Lines of data
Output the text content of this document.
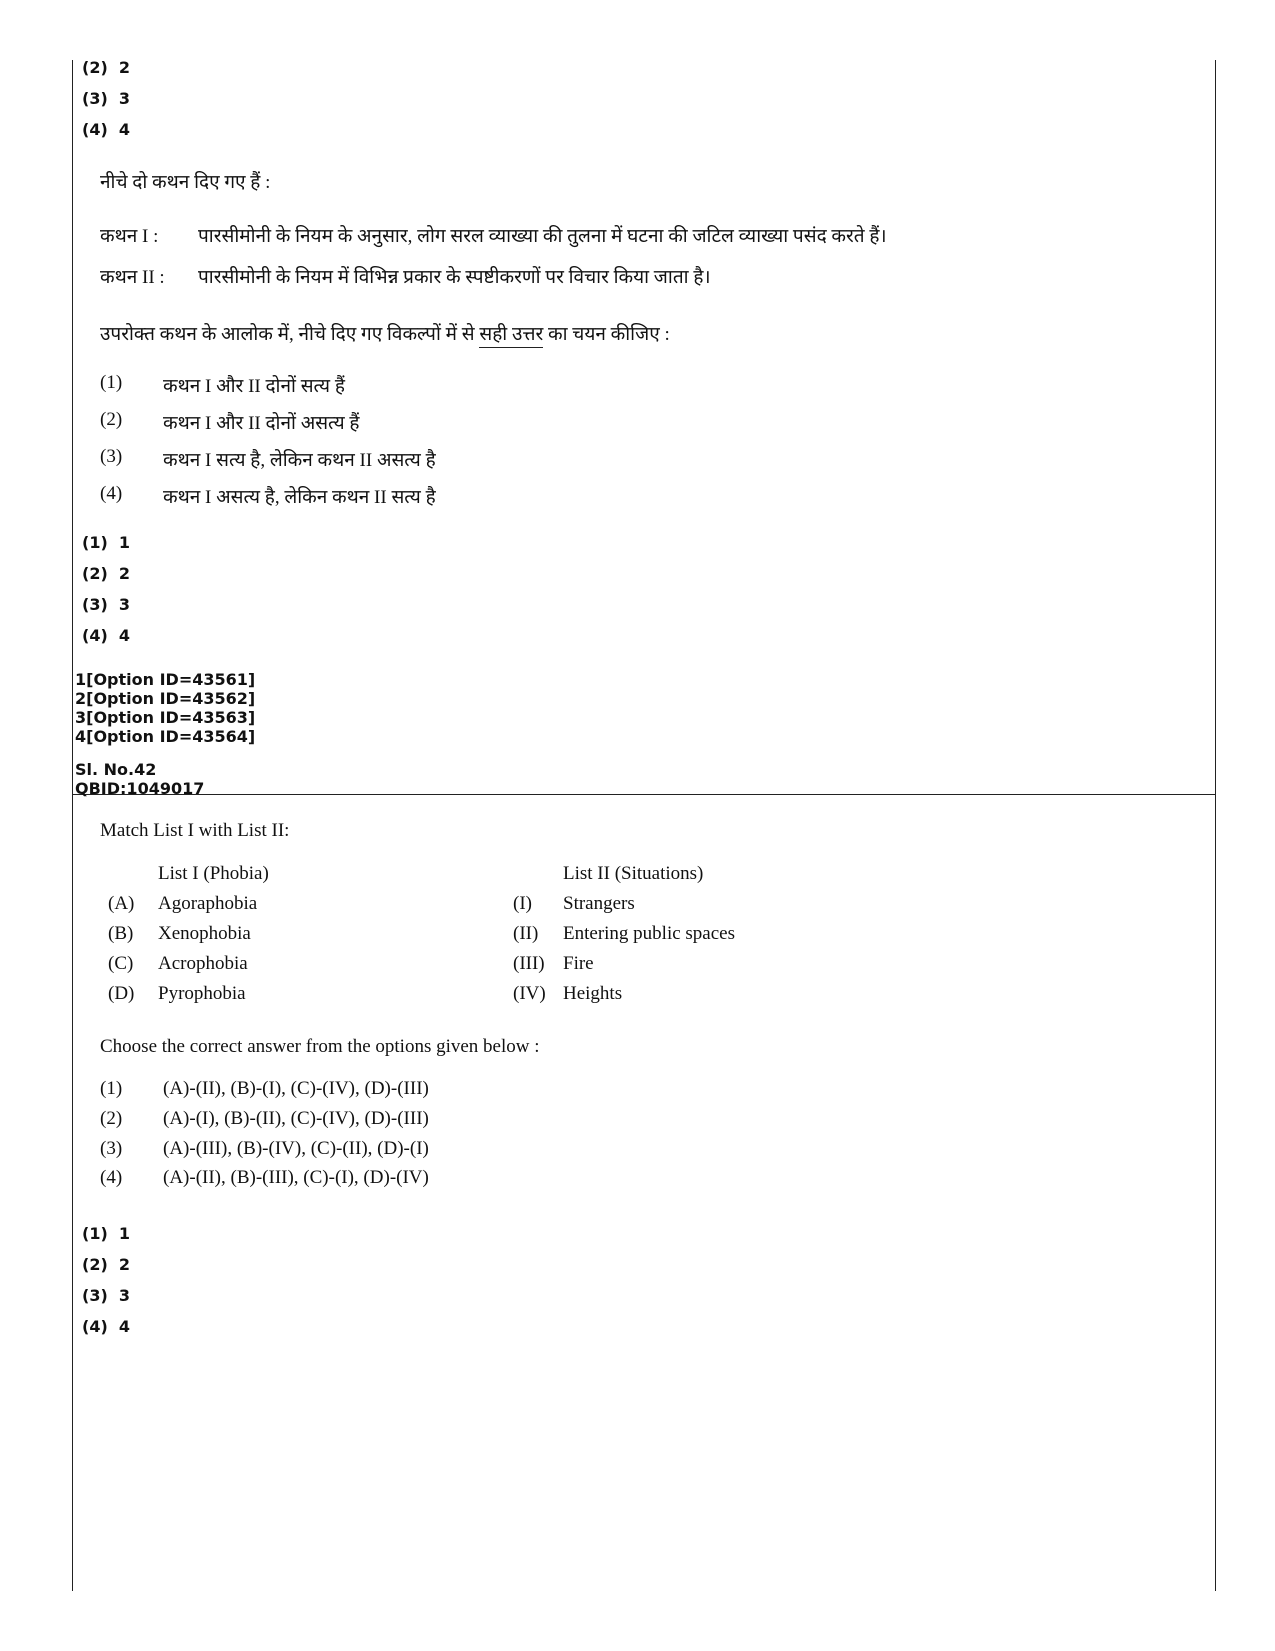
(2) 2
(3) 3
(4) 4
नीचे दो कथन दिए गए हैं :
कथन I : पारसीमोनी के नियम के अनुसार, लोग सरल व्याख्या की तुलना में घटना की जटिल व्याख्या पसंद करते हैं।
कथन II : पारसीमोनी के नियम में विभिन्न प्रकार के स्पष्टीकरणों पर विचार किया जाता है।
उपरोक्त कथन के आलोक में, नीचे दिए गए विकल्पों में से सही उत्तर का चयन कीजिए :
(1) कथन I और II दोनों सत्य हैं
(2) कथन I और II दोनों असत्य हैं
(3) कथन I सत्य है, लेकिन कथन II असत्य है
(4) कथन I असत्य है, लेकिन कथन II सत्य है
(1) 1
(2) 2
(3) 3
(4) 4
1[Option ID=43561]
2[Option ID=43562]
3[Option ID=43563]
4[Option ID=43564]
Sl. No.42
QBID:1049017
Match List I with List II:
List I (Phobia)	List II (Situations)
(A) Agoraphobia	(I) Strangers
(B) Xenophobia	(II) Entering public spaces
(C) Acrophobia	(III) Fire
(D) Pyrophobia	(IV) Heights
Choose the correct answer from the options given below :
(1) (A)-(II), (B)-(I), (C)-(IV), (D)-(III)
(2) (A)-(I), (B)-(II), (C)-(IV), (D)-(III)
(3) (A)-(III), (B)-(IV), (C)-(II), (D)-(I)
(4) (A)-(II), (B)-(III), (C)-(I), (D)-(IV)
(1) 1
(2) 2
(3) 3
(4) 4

==

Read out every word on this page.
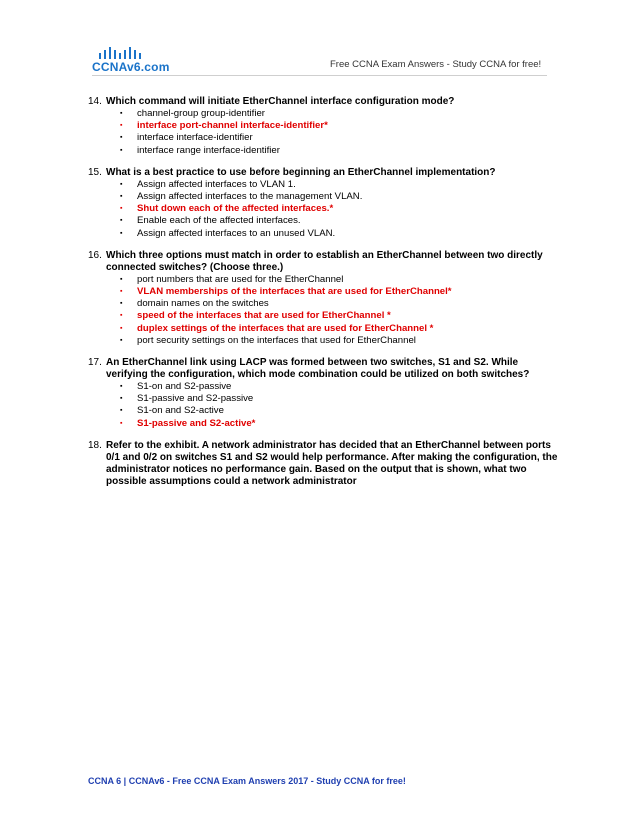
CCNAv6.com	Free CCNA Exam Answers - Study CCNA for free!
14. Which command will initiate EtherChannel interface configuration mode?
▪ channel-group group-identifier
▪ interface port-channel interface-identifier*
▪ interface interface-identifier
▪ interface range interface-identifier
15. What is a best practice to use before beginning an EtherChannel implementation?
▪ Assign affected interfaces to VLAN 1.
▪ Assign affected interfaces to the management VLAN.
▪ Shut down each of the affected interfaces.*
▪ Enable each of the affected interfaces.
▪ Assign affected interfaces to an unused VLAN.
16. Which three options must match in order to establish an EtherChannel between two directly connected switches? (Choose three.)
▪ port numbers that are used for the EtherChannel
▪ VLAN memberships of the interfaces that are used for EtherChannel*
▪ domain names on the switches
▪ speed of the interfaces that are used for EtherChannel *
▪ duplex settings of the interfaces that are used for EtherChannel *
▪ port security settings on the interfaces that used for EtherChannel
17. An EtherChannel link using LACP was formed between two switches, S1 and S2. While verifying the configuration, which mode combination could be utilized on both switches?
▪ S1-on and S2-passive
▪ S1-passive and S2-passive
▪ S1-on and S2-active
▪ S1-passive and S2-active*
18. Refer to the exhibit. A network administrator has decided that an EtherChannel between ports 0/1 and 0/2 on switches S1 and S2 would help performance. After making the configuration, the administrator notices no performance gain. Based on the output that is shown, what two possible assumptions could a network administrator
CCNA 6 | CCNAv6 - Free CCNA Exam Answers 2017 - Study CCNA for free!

==

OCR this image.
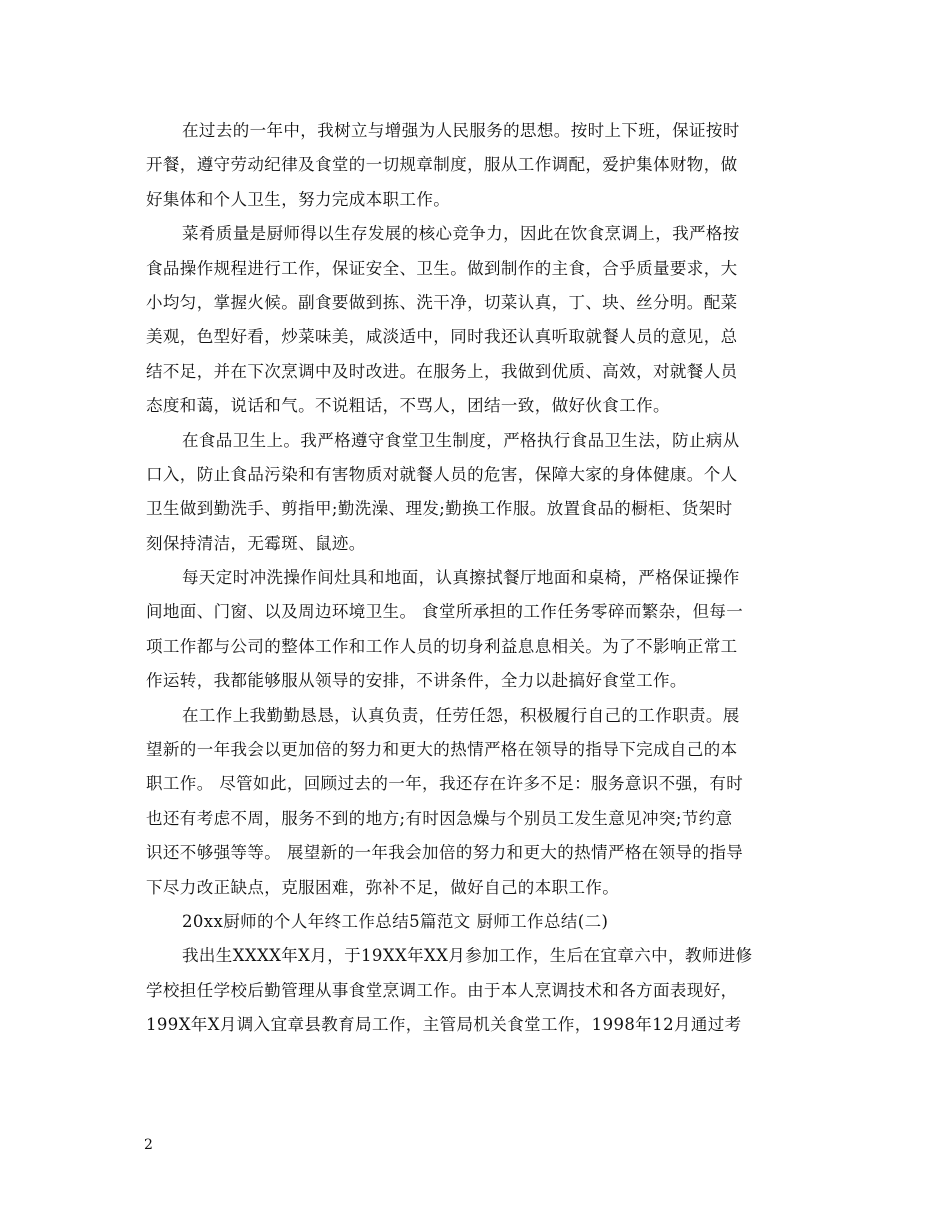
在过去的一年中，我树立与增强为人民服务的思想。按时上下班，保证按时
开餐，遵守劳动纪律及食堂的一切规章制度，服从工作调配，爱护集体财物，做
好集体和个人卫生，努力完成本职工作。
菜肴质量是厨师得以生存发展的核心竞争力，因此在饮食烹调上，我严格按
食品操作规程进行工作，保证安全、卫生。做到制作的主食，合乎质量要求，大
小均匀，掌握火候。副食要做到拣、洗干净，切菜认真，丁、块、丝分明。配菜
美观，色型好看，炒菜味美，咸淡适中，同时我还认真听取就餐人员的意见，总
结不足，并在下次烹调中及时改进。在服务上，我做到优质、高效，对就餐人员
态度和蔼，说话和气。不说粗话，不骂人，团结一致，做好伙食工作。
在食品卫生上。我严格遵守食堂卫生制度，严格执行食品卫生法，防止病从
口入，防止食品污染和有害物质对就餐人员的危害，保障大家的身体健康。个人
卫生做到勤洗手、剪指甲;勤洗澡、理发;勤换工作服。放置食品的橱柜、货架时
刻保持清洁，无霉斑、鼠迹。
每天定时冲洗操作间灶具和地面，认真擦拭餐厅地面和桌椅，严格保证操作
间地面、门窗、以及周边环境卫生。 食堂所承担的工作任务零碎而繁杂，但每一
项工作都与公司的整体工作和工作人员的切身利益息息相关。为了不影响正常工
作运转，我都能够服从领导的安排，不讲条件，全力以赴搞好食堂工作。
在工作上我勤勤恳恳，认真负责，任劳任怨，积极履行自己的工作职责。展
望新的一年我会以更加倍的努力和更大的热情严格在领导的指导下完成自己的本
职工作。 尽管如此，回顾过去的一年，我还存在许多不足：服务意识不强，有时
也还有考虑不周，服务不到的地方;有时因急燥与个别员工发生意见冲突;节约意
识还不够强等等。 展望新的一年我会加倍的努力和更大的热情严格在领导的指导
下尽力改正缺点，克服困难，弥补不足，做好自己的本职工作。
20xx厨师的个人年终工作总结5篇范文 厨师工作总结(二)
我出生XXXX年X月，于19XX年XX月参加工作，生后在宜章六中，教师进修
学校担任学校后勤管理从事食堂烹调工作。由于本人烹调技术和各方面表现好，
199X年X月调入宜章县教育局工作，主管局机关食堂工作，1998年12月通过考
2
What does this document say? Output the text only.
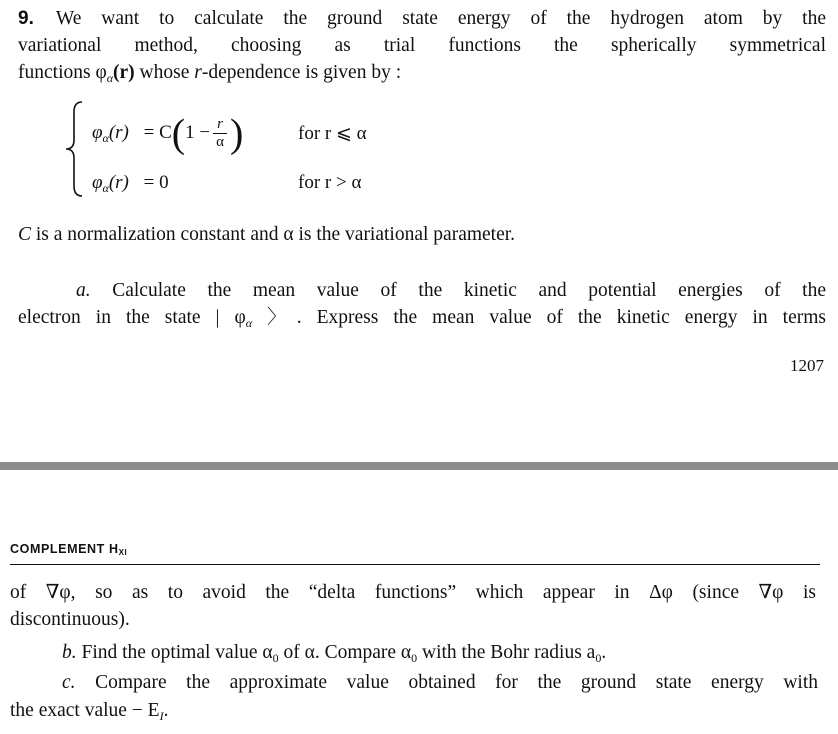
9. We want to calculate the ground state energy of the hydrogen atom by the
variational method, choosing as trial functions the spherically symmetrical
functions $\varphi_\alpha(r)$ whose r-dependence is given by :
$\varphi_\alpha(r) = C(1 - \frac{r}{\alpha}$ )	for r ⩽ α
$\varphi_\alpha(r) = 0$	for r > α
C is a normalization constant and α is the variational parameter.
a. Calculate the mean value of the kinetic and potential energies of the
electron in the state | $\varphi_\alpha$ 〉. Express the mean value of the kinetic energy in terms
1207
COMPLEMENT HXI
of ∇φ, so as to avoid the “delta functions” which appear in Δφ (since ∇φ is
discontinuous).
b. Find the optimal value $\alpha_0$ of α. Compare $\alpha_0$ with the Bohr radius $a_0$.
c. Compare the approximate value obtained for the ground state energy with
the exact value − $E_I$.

Exercise instructions ::
Isolate the lines above that contain the word "active" and copy them.

Final answer ::
▪ S1-on and S2-active
▪ S1-passive and S2-active*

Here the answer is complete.